-- BEGIN Stored records --

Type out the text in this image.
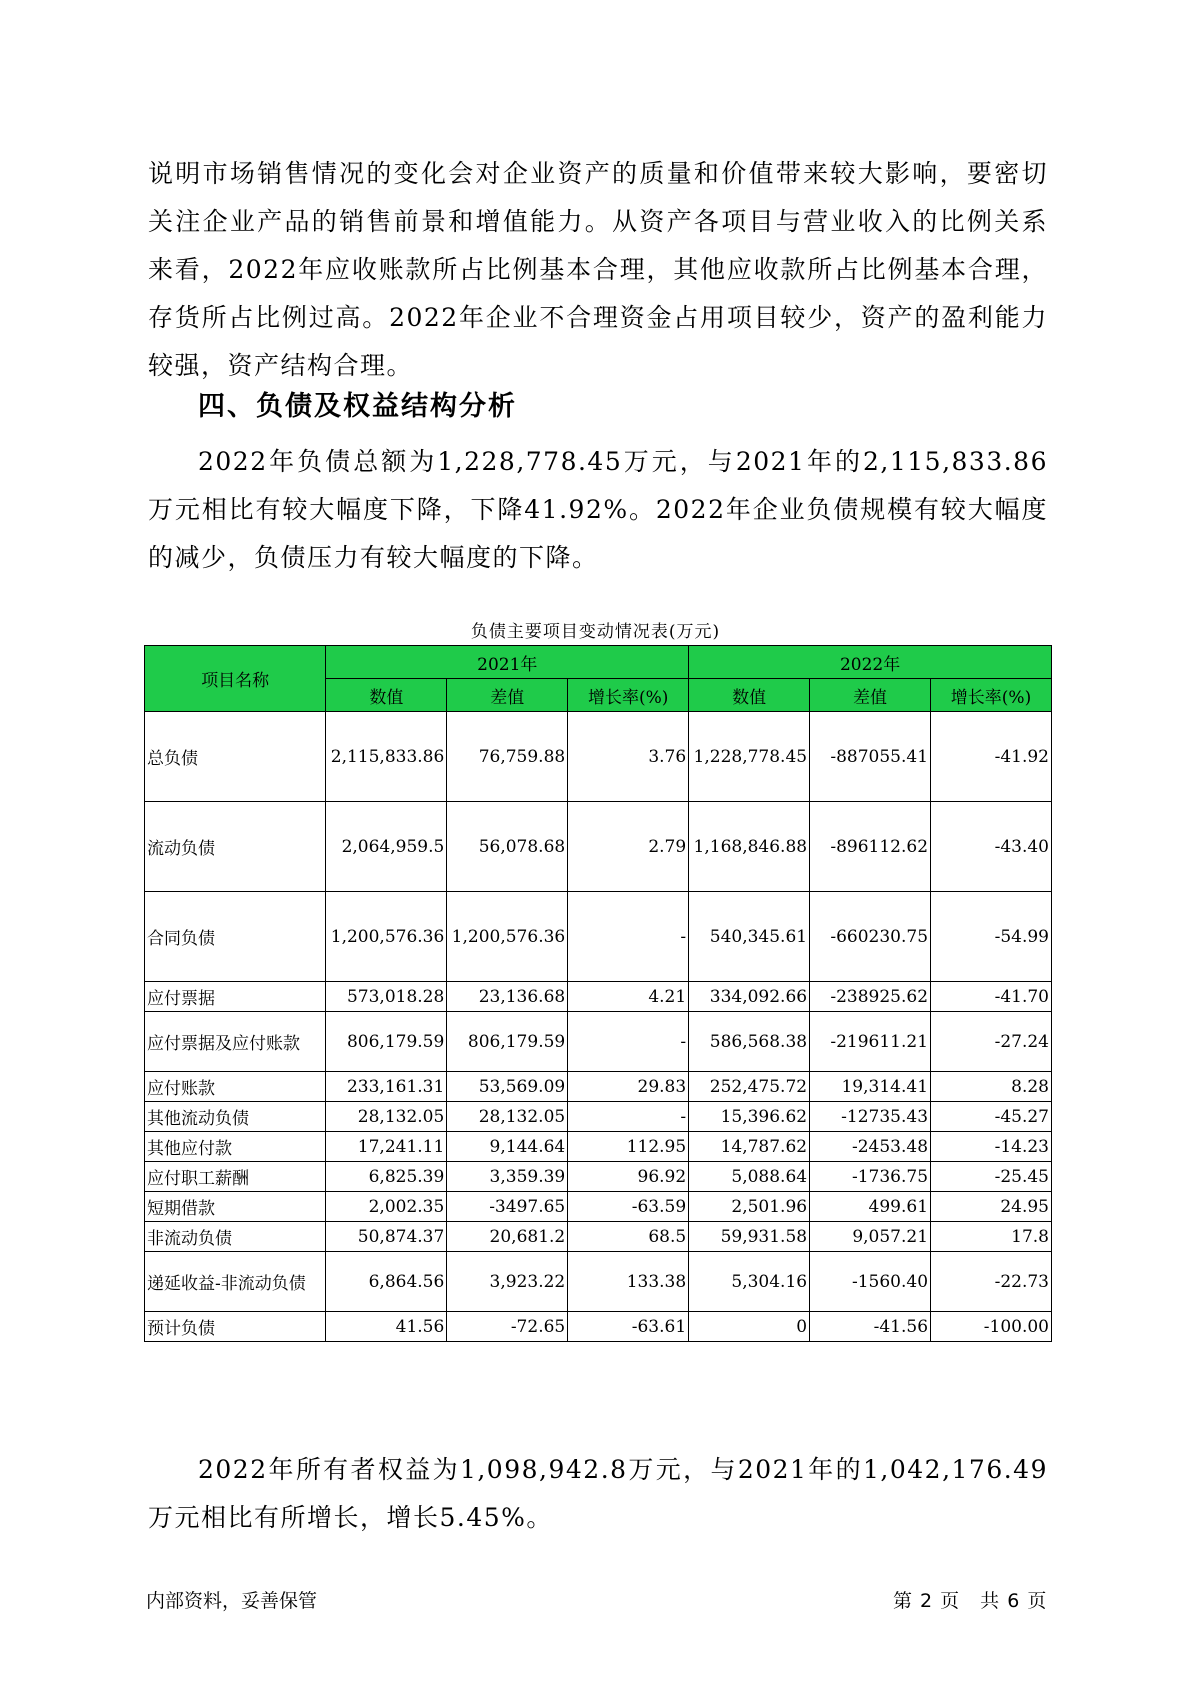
说明市场销售情况的变化会对企业资产的质量和价值带来较大影响，要密切关注企业产品的销售前景和增值能力。从资产各项目与营业收入的比例关系来看，2022年应收账款所占比例基本合理，其他应收款所占比例基本合理，存货所占比例过高。2022年企业不合理资金占用项目较少，资产的盈利能力较强，资产结构合理。
四、负债及权益结构分析
2022年负债总额为1,228,778.45万元，与2021年的2,115,833.86万元相比有较大幅度下降，下降41.92%。2022年企业负债规模有较大幅度的减少，负债压力有较大幅度的下降。
负债主要项目变动情况表(万元)
项目名称	2021年			2022年		
	数值	差值	增长率(%)	数值	差值	增长率(%)
总负债	2,115,833.86	76,759.88	3.76	1,228,778.45	-887055.41	-41.92
流动负债	2,064,959.5	56,078.68	2.79	1,168,846.88	-896112.62	-43.40
合同负债	1,200,576.36	1,200,576.36	-	540,345.61	-660230.75	-54.99
应付票据	573,018.28	23,136.68	4.21	334,092.66	-238925.62	-41.70
应付票据及应付账款	806,179.59	806,179.59	-	586,568.38	-219611.21	-27.24
应付账款	233,161.31	53,569.09	29.83	252,475.72	19,314.41	8.28
其他流动负债	28,132.05	28,132.05	-	15,396.62	-12735.43	-45.27
其他应付款	17,241.11	9,144.64	112.95	14,787.62	-2453.48	-14.23
应付职工薪酬	6,825.39	3,359.39	96.92	5,088.64	-1736.75	-25.45
短期借款	2,002.35	-3497.65	-63.59	2,501.96	499.61	24.95
非流动负债	50,874.37	20,681.2	68.5	59,931.58	9,057.21	17.8
递延收益-非流动负债	6,864.56	3,923.22	133.38	5,304.16	-1560.40	-22.73
预计负债	41.56	-72.65	-63.61	0	-41.56	-100.00
2022年所有者权益为1,098,942.8万元，与2021年的1,042,176.49万元相比有所增长，增长5.45%。
内部资料，妥善保管	第 2 页　共 6 页
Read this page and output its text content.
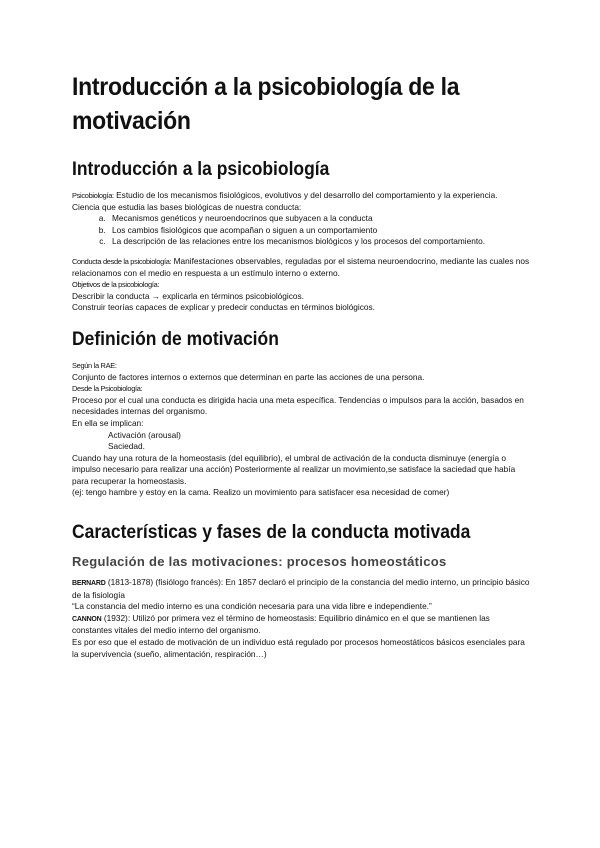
Introducción a la psicobiología de la motivación
Introducción a la psicobiología

Psicobiología: Estudio de los mecanismos fisiológicos, evolutivos y del desarrollo del comportamiento y la experiencia.

Ciencia que estudia las bases biológicas de nuestra conducta:

a. Mecanismos genéticos y neuroendocrinos que subyacen a la conducta
b. Los cambios fisiológicos que acompañan o siguen a un comportamiento
c. La descripción de las relaciones entre los mecanismos biológicos y los procesos del comportamiento.

Conducta desde la psicobiología: Manifestaciones observables, reguladas por el sistema neuroendocrino, mediante las cuales nos relacionamos con el medio en respuesta a un estímulo interno o externo.

Objetivos de la psicobiología:

Describir la conducta → explicarla en términos psicobiológicos.

Construir teorías capaces de explicar y predecir conductas en términos biológicos.

Definición de motivación

Según la RAE:

Conjunto de factores internos o externos que determinan en parte las acciones de una persona.

Desde la Psicobiología:

Proceso por el cual una conducta es dirigida hacia una meta específica. Tendencias o impulsos para la acción, basados en necesidades internas del organismo.

En ella se implican:

Activación (arousal)

Saciedad.

Cuando hay una rotura de la homeostasis (del equilibrio), el umbral de activación de la conducta disminuye (energía o impulso necesario para realizar una acción) Posteriormente al realizar un movimiento,se satisface la saciedad que había para recuperar la homeostasis.

(ej: tengo hambre y estoy en la cama. Realizo un movimiento para satisfacer esa necesidad de comer)

Características y fases de la conducta motivada
Regulación de las motivaciones: procesos homeostáticos

BERNARD (1813-1878) (fisiólogo francés): En 1857 declaró el principio de la constancia del medio interno, un principio básico de la fisiología

“La constancia del medio interno es una condición necesaria para una vida libre e independiente.”

CANNON (1932): Utilizó por primera vez el término de homeostasis: Equilibrio dinámico en el que se mantienen las constantes vitales del medio interno del organismo.

Es por eso que el estado de motivación de un individuo está regulado por procesos homeostáticos básicos esenciales para la supervivencia (sueño, alimentación, respiración…)
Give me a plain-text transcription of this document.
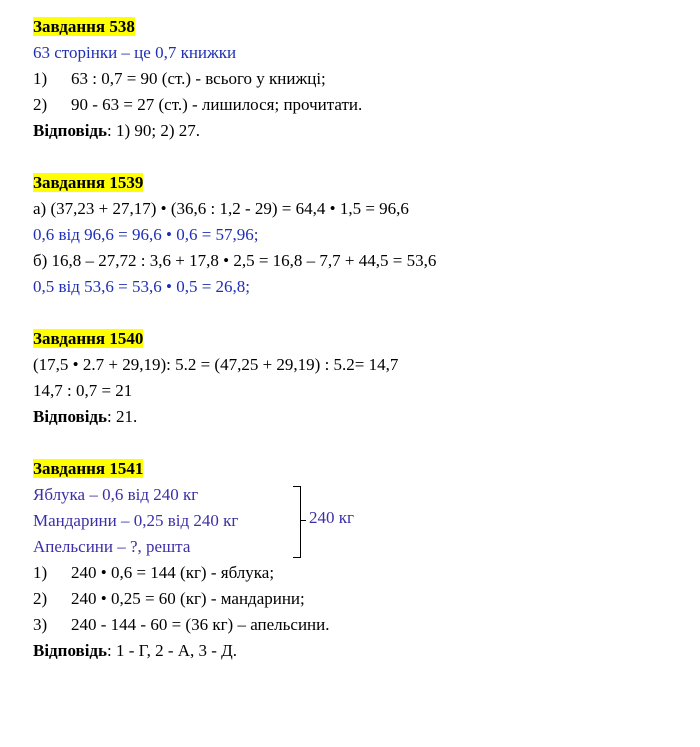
Завдання 538
63 сторінки – це 0,7 книжки
1) 63 : 0,7 = 90 (ст.) - всього у книжці;
2) 90 - 63 = 27 (ст.) - лишилося; прочитати.
Відповідь: 1) 90; 2) 27.
Завдання 1539
а) (37,23 + 27,17) • (36,6 : 1,2 - 29) = 64,4 • 1,5 = 96,6
0,6 від 96,6 = 96,6 • 0,6 = 57,96;
б) 16,8 – 27,72 : 3,6 + 17,8 • 2,5 = 16,8 – 7,7 + 44,5 = 53,6
0,5 від 53,6 = 53,6 • 0,5 = 26,8;
Завдання 1540
(17,5 • 2.7 + 29,19): 5.2 = (47,25 + 29,19) : 5.2= 14,7
14,7 : 0,7 = 21
Відповідь: 21.
Завдання 1541
Яблука – 0,6 від 240 кг
Мандарини – 0,25 від 240 кг
Апельсини – ?, решта
240 кг
1) 240 • 0,6 = 144 (кг) - яблука;
2) 240 • 0,25 = 60 (кг) - мандарини;
3) 240 - 144 - 60 = (36 кг) – апельсини.
Відповідь: 1 - Г, 2 - А, 3 - Д.
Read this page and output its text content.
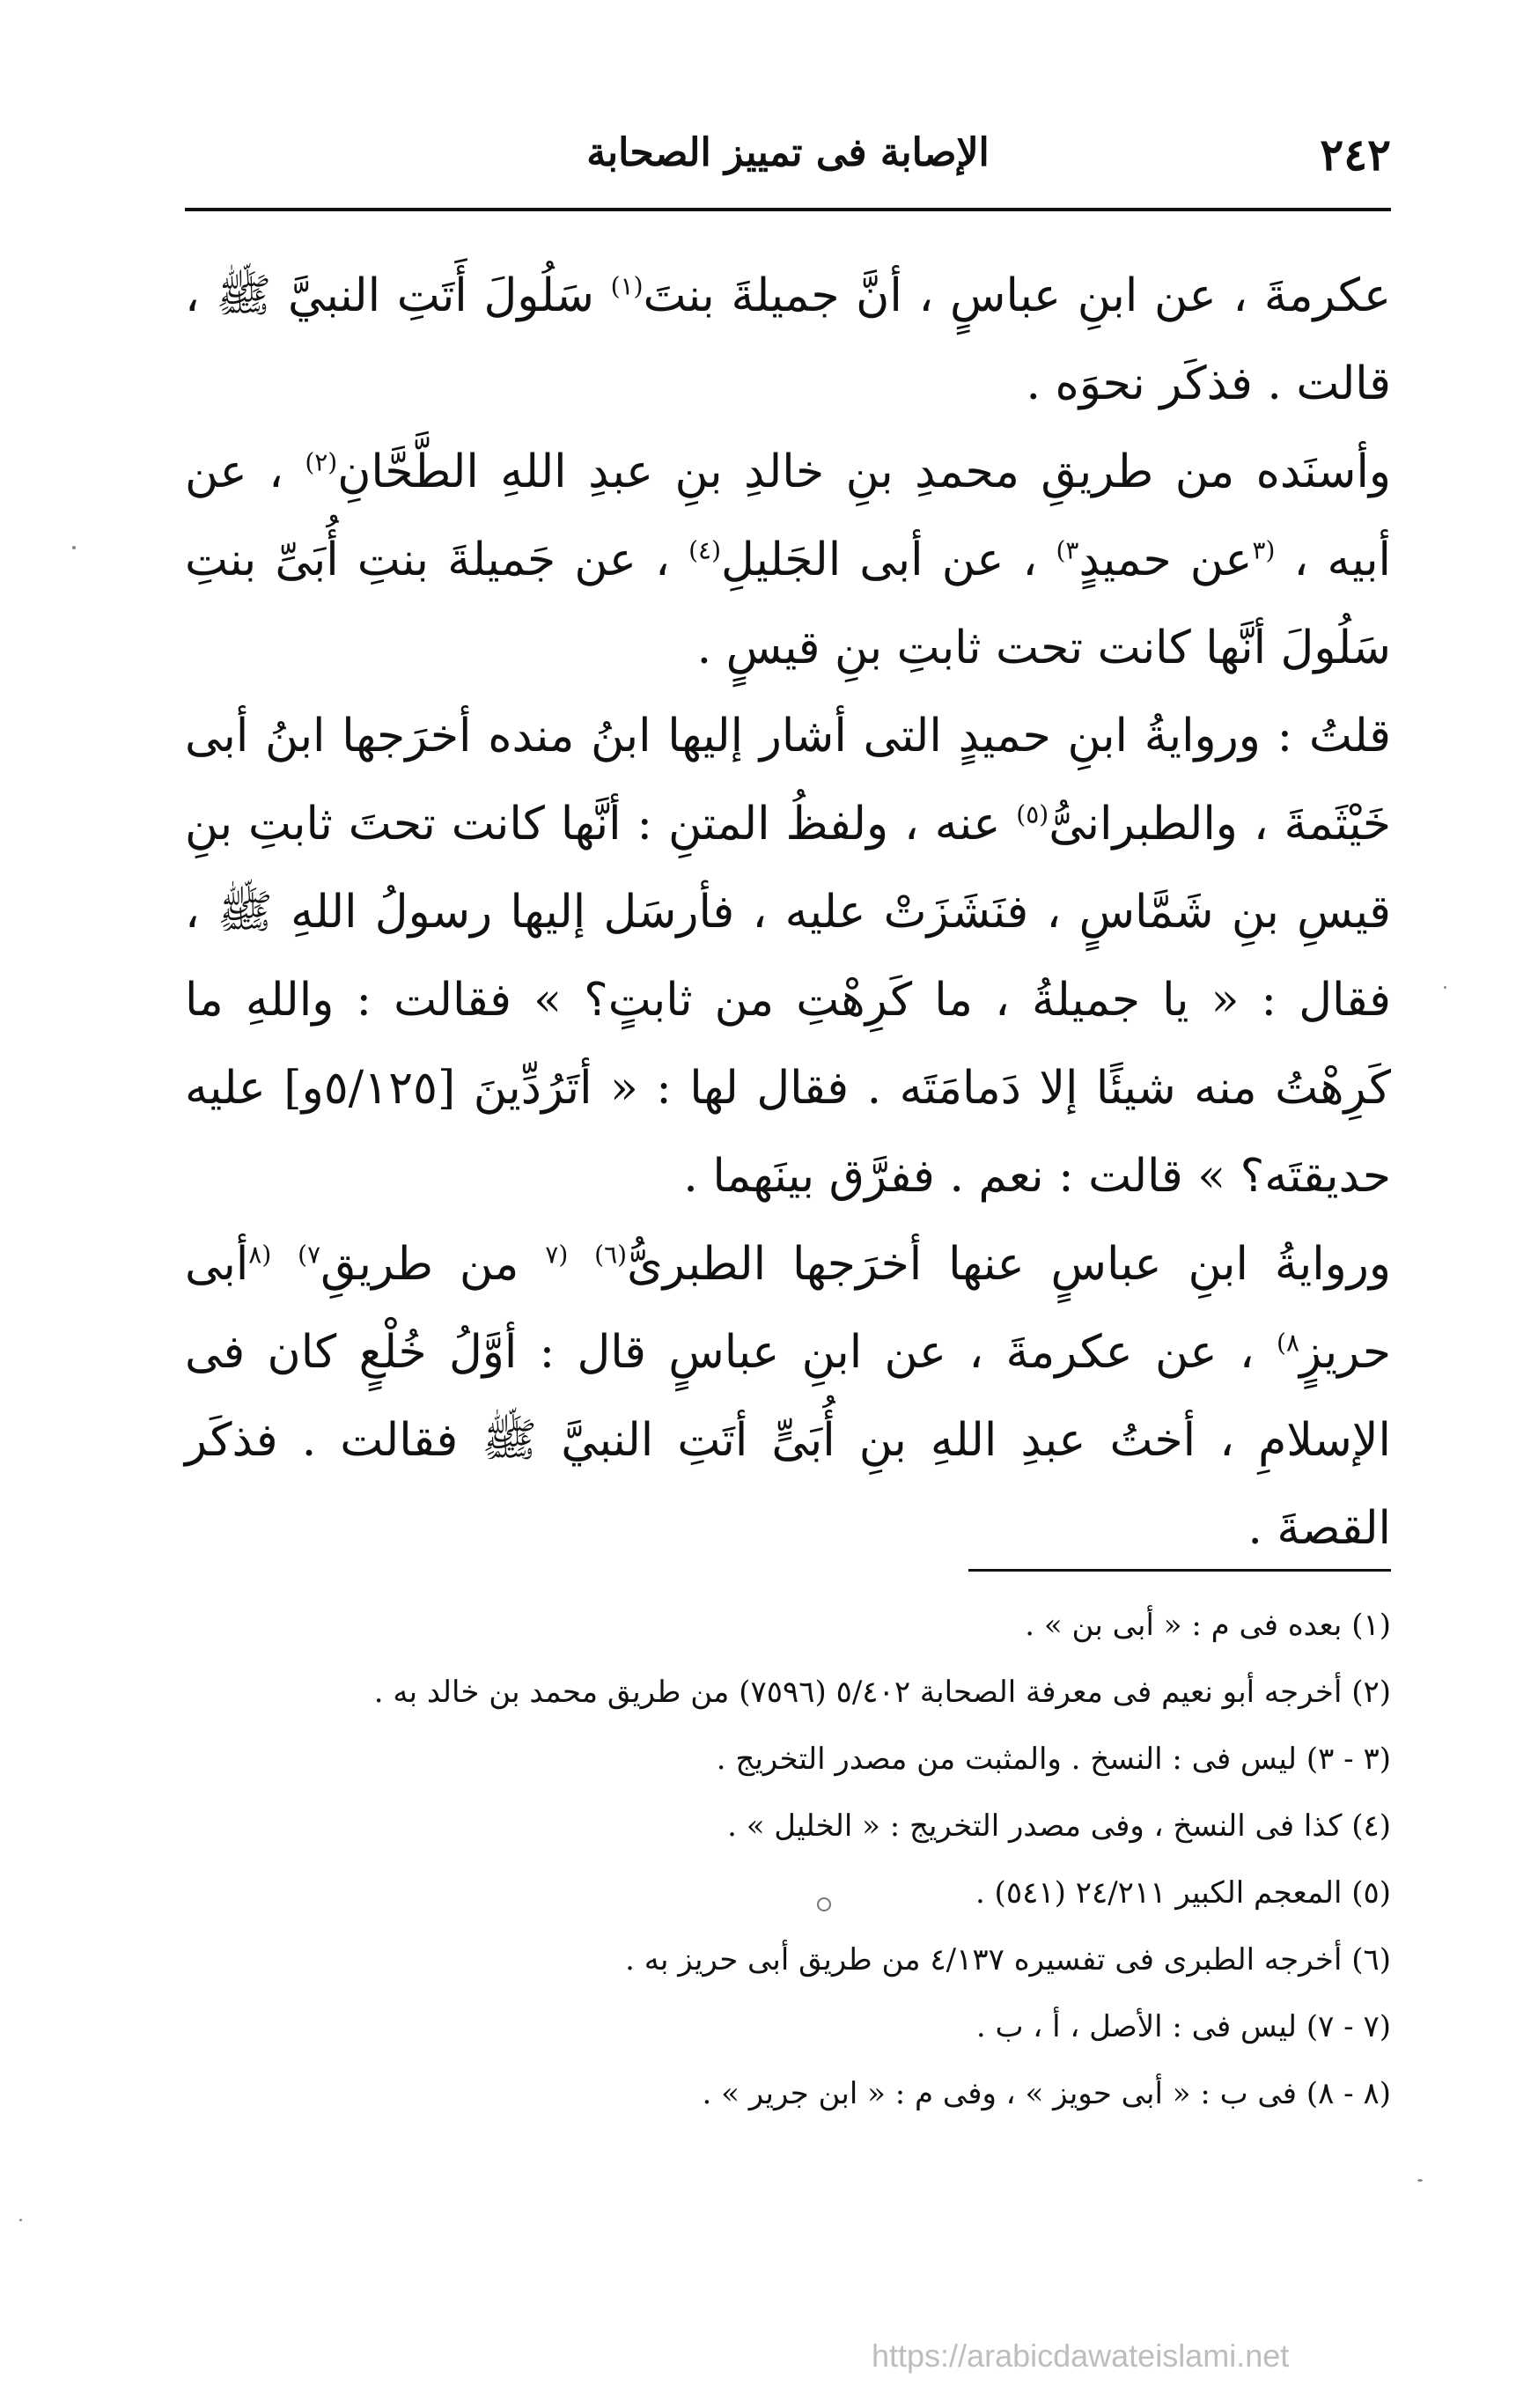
٢٤٢
الإصابة فى تمييز الصحابة

عكرمةَ ، عن ابنِ عباسٍ ، أنَّ جميلةَ بنتَ$^{(١)}$ سَلُولَ أَتَتِ النبيَّ ﷺ ، قالت . فذكَر نحوَه .

وأسنَده من طريقِ محمدِ بنِ خالدِ بنِ عبدِ اللهِ الطَّحَّانِ$^{(٢)}$ ، عن أبيه ، $^{(٣}$عن حميدٍ$^{٣)}$ ، عن أبى الجَليلِ$^{(٤)}$ ، عن جَميلةَ بنتِ أُبَىِّ بنتِ سَلُولَ أنَّها كانت تحت ثابتِ بنِ قيسٍ .

قلتُ : وروايةُ ابنِ حميدٍ التى أشار إليها ابنُ منده أخرَجها ابنُ أبى خَيْثَمةَ ، والطبرانىُّ$^{(٥)}$ عنه ، ولفظُ المتنِ : أنَّها كانت تحتَ ثابتِ بنِ قيسِ بنِ شَمَّاسٍ ، فنَشَزَتْ عليه ، فأرسَل إليها رسولُ اللهِ ﷺ ، فقال : « يا جميلةُ ، ما كَرِهْتِ من ثابتٍ؟ » فقالت : واللهِ ما كَرِهْتُ منه شيئًا إلا دَمامَتَه . فقال لها : « أتَرُدِّينَ [٥/١٢٥و] عليه حديقتَه؟ » قالت : نعم . ففرَّق بينَهما .

وروايةُ ابنِ عباسٍ عنها أخرَجها الطبرىُّ$^{(٦)}$ $^{(٧}$ من طريقِ$^{٧)}$ $^{(٨}$أبى حريزٍ$^{٨)}$ ، عن عكرمةَ ، عن ابنِ عباسٍ قال : أوَّلُ خُلْعٍ كان فى الإسلامِ ، أختُ عبدِ اللهِ بنِ أُبَىٍّ أتَتِ النبيَّ ﷺ فقالت . فذكَر القصةَ .

(١) بعده فى م : « أبى بن » .

(٢) أخرجه أبو نعيم فى معرفة الصحابة ٥/٤٠٢ (٧٥٩٦) من طريق محمد بن خالد به .

(٣ - ٣) ليس فى : النسخ . والمثبت من مصدر التخريج .

(٤) كذا فى النسخ ، وفى مصدر التخريج : « الخليل » .

(٥) المعجم الكبير ٢٤/٢١١ (٥٤١) .

(٦) أخرجه الطبرى فى تفسيره ٤/١٣٧ من طريق أبى حريز به .

(٧ - ٧) ليس فى : الأصل ، أ ، ب .

(٨ - ٨) فى ب : « أبى حويز » ، وفى م : « ابن جرير » .

https://arabicdawateislami.net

-- END Stored records --

Task brief
Gather from the data above every line with the string "motivación".

Solution to this exercise
Introducción a la psicobiología de la motivación
Definición de motivación
Es por eso que el estado de motivación de un individuo está regulado por procesos homeostáticos básicos esenciales para la supervivencia (sueño, alimentación, respiración…)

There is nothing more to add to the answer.